- **Recorded data**:
· · · · ·

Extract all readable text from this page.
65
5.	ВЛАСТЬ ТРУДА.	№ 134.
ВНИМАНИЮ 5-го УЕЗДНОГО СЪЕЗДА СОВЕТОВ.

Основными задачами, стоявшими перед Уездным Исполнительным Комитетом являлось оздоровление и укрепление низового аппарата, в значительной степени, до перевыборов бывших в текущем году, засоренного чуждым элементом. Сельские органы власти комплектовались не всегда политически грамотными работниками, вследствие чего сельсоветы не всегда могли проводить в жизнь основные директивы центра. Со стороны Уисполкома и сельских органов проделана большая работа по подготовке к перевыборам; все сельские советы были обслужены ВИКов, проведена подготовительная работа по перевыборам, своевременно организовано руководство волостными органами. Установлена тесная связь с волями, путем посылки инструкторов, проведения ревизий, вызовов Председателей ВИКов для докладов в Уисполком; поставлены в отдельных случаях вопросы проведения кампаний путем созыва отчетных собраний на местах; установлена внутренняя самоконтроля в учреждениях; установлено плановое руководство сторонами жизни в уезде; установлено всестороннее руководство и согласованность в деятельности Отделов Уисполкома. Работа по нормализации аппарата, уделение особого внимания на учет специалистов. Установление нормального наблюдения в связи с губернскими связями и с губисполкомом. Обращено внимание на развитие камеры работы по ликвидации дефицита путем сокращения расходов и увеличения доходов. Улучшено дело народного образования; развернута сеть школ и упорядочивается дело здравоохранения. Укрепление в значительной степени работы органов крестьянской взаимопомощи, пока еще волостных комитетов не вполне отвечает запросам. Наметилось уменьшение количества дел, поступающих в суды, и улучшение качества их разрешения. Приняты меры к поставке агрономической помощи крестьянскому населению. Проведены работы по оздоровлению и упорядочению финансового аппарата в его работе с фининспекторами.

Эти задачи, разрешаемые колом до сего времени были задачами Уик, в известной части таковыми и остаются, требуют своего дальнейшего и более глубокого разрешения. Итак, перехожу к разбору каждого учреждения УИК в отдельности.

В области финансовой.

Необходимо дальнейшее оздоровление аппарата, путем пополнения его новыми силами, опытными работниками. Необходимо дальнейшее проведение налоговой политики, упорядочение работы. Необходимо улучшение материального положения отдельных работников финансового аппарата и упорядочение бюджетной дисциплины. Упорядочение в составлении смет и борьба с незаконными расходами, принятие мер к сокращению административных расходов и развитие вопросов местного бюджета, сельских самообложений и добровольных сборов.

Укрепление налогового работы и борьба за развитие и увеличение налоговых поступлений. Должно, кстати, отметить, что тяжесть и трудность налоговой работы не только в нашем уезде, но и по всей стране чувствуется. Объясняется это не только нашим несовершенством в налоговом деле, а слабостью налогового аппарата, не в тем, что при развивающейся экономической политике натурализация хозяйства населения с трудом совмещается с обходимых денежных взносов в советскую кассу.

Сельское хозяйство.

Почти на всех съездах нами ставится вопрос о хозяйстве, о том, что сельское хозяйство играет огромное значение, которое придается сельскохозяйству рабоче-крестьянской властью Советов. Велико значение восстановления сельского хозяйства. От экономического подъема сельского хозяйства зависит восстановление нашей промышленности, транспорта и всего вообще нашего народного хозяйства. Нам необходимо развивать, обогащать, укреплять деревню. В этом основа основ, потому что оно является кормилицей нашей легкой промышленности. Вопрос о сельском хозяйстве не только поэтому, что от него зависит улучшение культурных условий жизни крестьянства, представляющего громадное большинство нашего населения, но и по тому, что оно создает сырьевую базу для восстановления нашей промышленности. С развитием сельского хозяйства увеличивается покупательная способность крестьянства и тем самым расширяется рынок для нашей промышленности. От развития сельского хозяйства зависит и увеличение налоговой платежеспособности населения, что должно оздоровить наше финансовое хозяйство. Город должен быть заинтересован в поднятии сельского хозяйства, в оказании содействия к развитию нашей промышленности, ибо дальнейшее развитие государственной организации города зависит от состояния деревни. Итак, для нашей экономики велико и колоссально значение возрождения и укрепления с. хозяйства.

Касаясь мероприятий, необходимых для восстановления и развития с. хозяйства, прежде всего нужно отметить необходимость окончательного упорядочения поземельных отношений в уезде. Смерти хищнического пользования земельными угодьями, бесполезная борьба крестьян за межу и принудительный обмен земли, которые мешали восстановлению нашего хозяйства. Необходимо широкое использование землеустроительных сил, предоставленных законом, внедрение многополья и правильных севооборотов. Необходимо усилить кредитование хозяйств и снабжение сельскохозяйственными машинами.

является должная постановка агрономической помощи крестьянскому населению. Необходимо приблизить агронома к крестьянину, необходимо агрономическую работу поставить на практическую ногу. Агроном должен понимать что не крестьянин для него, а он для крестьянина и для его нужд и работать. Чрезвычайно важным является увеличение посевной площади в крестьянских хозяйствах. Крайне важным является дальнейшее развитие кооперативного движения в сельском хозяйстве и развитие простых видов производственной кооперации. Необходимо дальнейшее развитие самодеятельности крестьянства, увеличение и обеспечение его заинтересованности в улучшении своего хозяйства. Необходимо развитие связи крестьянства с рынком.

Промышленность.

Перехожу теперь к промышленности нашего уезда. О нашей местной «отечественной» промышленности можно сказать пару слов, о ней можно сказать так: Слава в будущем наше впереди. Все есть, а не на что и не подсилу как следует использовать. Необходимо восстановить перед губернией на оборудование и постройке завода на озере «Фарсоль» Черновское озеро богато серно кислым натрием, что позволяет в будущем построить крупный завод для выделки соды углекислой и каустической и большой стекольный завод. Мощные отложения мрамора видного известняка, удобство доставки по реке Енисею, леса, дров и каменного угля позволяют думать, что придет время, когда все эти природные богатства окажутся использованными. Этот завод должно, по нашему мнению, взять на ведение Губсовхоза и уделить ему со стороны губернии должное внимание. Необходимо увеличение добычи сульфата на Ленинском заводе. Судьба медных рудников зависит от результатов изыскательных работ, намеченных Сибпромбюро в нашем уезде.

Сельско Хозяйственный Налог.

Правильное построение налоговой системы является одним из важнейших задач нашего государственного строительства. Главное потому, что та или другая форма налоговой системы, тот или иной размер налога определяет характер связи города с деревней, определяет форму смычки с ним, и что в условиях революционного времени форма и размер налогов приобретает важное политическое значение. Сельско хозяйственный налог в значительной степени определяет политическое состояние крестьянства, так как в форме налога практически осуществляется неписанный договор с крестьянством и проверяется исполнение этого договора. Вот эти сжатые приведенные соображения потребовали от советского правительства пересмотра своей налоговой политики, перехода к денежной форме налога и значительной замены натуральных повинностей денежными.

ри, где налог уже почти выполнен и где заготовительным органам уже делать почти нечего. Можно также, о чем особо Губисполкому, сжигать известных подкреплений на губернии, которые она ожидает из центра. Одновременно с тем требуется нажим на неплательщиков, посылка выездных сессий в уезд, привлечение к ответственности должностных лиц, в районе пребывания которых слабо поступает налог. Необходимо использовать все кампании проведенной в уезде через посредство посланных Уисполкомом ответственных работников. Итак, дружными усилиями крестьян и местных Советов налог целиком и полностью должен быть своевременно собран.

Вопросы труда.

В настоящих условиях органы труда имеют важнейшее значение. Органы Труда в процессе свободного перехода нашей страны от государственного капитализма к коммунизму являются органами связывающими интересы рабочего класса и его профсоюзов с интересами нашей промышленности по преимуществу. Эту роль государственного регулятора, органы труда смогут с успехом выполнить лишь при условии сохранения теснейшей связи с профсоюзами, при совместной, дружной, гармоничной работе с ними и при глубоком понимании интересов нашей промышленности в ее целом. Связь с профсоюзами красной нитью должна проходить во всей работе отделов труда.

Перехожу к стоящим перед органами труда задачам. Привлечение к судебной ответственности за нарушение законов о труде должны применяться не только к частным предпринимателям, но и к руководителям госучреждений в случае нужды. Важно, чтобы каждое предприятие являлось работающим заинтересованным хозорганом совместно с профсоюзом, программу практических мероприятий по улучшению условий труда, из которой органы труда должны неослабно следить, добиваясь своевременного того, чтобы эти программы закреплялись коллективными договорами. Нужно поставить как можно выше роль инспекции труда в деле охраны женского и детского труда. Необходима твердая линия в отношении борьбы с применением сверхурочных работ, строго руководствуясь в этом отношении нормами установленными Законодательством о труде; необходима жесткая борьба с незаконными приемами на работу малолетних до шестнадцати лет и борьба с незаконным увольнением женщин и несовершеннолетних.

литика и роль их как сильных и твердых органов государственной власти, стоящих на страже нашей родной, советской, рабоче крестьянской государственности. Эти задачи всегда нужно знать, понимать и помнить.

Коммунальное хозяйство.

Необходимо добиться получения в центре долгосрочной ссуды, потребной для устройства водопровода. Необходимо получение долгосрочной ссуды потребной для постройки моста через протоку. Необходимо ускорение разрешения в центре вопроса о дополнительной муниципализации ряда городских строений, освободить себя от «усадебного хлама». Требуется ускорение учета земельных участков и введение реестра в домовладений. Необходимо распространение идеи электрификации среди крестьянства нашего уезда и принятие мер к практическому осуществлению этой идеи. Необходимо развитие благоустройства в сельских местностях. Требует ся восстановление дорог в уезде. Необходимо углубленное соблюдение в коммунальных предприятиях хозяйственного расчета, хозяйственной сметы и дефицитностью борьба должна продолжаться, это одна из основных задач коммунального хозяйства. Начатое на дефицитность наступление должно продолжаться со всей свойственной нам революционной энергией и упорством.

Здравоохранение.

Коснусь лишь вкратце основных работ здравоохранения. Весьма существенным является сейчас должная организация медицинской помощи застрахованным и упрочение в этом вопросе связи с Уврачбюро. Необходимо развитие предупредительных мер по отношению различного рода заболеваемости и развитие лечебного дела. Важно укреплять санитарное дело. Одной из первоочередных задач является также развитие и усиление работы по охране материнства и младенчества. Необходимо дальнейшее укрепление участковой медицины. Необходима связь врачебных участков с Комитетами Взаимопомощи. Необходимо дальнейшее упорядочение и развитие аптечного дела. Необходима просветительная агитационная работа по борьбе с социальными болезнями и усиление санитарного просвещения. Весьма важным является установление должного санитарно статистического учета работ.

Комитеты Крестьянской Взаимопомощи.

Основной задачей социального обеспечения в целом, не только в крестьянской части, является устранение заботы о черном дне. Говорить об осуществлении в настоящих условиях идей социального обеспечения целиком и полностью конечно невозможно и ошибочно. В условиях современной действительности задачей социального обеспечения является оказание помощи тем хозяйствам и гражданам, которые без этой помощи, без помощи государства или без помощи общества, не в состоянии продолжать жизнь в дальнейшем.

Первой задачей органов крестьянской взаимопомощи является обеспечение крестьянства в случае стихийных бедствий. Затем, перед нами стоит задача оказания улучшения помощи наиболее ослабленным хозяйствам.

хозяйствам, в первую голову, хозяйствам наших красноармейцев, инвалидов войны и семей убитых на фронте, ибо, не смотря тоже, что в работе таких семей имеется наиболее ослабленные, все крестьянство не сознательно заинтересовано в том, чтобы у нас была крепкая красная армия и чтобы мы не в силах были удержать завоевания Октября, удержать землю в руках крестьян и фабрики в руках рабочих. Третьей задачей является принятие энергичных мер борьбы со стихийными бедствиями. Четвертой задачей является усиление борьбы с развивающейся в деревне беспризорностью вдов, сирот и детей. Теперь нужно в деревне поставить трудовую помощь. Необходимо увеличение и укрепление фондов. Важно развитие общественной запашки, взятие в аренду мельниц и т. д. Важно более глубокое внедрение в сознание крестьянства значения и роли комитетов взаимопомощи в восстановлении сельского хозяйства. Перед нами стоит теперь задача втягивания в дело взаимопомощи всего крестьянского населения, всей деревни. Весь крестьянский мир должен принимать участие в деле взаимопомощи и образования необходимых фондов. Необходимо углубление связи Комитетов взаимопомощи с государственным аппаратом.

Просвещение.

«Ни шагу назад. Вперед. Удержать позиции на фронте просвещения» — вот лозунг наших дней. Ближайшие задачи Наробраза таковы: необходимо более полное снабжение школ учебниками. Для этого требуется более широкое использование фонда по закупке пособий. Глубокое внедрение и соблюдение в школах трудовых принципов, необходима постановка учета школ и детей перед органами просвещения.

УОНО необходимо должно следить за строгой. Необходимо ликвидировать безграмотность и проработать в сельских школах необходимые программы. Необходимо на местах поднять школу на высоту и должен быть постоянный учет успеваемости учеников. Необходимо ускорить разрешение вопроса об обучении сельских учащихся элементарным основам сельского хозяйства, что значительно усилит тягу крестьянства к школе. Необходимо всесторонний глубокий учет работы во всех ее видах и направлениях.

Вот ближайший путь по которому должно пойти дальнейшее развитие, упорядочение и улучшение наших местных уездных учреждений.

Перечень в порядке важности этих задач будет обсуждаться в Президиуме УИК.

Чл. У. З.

· · · · ·

- **Work to do**: Provide the number of lines in the data above that contain the string "постановка", and nothing else.

- **Final answer**: 2